**Requirement**
Show all lines of the listing that hold the word "JSON".

══════════

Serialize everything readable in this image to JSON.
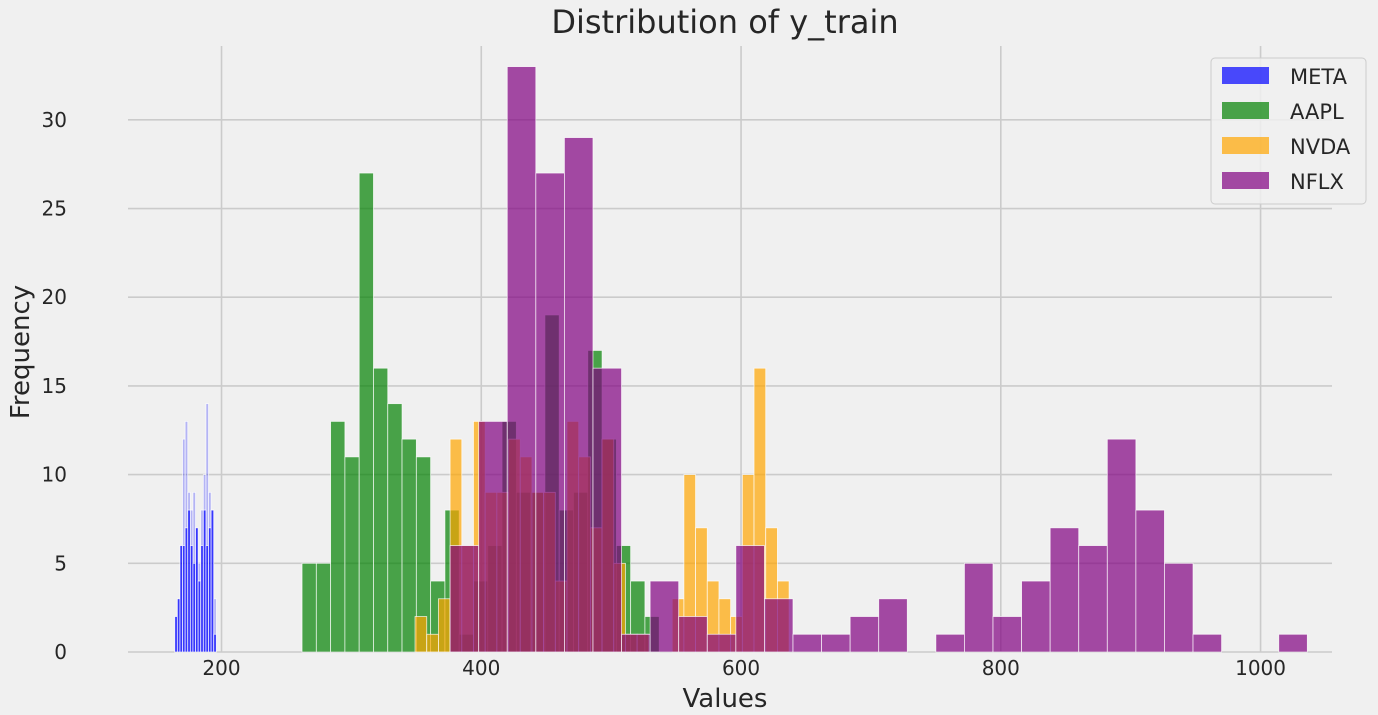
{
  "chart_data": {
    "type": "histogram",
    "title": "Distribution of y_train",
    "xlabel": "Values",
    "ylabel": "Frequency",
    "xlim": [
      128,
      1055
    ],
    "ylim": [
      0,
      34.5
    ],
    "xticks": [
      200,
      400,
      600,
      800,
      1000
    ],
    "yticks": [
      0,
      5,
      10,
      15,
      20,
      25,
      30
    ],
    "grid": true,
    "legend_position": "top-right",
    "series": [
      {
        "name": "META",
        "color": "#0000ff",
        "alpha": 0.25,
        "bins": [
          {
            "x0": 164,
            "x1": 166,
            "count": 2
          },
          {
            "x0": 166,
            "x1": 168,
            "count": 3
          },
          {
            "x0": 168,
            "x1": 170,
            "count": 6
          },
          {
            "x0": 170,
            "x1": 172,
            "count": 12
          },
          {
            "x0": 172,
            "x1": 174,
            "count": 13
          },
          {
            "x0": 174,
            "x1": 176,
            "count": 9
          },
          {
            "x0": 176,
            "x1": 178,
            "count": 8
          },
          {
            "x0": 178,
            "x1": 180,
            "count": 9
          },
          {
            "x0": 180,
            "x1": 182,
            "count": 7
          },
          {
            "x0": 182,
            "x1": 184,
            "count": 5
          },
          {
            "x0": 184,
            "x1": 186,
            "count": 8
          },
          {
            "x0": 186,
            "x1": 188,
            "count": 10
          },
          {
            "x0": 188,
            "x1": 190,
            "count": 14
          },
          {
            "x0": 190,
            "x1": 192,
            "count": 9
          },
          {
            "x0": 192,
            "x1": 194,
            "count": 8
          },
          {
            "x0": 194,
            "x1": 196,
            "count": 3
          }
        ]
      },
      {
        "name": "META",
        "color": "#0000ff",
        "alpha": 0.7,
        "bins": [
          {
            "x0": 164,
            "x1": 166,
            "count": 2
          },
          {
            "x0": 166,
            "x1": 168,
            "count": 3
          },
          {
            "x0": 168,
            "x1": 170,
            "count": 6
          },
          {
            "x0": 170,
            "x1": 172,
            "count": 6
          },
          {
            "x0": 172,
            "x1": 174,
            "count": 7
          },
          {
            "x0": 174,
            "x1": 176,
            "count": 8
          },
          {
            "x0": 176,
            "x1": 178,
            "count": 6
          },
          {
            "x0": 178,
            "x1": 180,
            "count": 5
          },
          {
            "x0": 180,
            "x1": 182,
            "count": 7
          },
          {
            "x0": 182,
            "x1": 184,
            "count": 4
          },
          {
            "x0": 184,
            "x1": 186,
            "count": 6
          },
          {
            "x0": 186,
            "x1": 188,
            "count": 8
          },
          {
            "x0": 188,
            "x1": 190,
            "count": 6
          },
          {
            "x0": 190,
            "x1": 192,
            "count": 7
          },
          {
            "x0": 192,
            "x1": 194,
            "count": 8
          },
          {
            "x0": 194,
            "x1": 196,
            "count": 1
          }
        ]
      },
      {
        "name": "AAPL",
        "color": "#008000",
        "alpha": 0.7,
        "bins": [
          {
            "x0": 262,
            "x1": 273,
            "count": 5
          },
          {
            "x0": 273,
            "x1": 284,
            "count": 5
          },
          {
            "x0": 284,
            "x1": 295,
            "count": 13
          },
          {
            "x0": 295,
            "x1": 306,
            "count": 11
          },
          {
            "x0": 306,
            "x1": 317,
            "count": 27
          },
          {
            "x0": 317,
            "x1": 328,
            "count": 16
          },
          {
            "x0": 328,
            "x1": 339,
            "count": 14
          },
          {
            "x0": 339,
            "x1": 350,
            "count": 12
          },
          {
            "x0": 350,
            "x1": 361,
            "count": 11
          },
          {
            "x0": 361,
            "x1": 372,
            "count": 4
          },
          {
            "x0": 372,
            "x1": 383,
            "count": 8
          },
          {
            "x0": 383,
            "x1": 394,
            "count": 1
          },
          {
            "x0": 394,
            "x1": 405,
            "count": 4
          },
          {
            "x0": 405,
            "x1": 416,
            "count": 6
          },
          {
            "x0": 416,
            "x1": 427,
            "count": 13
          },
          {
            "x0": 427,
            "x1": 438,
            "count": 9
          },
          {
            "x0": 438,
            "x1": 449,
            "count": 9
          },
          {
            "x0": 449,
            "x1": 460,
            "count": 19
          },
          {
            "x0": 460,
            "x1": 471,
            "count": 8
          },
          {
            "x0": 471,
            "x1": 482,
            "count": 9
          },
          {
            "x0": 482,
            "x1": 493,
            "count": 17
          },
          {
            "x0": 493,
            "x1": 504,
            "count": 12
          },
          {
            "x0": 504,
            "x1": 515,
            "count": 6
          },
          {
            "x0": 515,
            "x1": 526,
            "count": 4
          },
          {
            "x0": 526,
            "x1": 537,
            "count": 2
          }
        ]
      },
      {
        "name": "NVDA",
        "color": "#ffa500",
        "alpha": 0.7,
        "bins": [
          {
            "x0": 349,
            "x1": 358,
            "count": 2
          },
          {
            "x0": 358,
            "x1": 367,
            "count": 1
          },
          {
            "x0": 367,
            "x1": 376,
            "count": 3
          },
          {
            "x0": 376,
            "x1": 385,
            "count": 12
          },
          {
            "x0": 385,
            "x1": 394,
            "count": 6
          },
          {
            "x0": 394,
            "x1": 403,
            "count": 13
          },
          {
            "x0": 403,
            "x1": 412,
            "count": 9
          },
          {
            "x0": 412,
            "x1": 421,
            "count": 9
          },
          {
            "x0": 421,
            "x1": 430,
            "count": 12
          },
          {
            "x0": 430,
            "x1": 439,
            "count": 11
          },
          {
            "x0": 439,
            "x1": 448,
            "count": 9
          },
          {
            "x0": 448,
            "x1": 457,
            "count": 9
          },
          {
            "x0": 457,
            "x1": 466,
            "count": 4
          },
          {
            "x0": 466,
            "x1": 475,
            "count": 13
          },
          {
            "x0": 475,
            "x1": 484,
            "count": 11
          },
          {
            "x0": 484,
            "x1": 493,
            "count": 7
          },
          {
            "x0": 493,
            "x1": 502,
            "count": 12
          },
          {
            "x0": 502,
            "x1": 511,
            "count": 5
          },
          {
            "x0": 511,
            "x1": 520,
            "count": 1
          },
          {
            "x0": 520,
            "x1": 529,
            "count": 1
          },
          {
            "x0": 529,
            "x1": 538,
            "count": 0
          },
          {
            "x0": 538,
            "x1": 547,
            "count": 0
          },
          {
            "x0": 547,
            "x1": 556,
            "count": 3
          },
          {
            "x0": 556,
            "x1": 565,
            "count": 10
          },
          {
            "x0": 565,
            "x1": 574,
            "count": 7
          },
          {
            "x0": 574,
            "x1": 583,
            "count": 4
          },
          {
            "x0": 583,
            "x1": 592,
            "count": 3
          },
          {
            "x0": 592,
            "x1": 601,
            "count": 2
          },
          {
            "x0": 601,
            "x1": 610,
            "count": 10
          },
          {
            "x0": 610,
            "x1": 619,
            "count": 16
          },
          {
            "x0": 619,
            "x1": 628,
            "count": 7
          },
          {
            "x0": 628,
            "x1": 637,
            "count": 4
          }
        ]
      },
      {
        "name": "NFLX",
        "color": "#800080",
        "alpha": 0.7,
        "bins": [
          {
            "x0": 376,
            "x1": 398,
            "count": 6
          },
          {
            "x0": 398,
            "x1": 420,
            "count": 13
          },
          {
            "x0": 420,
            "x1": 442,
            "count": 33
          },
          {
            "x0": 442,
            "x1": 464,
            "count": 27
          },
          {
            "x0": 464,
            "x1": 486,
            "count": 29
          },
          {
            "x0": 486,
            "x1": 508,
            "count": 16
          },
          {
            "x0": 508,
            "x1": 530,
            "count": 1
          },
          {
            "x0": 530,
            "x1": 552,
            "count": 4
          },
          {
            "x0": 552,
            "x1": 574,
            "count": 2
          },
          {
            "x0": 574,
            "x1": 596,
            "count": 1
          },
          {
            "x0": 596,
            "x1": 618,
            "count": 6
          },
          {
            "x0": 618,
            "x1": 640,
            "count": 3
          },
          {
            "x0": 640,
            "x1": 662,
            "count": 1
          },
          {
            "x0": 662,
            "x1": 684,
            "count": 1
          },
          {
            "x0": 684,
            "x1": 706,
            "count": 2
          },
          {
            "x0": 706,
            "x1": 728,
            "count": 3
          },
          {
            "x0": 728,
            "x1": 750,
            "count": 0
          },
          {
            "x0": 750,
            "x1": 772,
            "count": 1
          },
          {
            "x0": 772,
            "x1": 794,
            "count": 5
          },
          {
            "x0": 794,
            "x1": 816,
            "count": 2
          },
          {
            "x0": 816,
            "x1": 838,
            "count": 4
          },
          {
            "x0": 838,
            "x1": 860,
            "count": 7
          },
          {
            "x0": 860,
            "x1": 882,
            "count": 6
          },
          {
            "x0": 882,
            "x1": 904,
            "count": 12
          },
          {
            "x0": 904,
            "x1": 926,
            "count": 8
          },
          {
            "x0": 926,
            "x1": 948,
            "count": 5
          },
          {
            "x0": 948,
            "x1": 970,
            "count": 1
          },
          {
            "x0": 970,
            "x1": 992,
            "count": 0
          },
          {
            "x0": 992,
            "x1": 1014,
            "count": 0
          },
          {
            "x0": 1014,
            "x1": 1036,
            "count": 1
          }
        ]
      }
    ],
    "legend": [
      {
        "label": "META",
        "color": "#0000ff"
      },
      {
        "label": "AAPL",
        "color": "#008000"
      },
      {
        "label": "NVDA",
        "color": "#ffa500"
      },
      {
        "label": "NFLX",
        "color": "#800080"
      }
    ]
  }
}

══════════

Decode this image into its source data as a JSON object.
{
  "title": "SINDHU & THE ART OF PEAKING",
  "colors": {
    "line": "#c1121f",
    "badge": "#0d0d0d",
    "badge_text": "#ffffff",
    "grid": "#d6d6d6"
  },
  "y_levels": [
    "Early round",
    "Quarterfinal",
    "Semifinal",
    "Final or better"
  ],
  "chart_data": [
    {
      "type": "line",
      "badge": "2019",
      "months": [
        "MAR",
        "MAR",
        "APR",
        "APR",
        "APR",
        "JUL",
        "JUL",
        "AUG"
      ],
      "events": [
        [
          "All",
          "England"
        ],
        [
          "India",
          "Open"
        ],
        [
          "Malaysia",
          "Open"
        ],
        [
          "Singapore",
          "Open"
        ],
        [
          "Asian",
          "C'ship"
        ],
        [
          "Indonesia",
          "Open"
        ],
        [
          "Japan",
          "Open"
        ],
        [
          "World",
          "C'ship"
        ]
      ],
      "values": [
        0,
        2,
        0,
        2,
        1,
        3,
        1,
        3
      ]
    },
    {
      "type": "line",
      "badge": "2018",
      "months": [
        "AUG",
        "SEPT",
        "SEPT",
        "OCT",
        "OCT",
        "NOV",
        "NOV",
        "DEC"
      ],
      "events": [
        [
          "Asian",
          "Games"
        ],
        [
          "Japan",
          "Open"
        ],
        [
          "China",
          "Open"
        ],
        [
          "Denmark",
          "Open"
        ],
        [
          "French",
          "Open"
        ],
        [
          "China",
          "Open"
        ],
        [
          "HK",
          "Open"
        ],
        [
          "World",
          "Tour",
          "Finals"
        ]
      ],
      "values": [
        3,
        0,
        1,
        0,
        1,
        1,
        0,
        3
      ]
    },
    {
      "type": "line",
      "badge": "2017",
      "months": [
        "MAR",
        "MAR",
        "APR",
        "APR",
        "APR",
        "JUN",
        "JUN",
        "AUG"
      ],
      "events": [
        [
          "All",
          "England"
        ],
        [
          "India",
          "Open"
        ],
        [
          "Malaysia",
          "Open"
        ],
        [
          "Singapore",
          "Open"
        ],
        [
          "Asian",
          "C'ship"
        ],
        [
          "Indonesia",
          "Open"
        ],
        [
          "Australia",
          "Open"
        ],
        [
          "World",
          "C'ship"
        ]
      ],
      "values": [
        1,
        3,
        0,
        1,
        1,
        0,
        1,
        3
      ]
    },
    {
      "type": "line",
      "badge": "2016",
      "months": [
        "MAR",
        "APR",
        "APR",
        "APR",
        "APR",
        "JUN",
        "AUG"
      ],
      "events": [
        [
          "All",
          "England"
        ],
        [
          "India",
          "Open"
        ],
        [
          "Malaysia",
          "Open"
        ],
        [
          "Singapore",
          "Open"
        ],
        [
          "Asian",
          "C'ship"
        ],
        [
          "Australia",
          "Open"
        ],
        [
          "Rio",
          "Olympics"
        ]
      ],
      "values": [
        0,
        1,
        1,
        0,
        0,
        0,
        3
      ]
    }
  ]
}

══════════

**Result below**
Serialize everything readable in this image to JSON.
Decode this image into its source data as a JSON object.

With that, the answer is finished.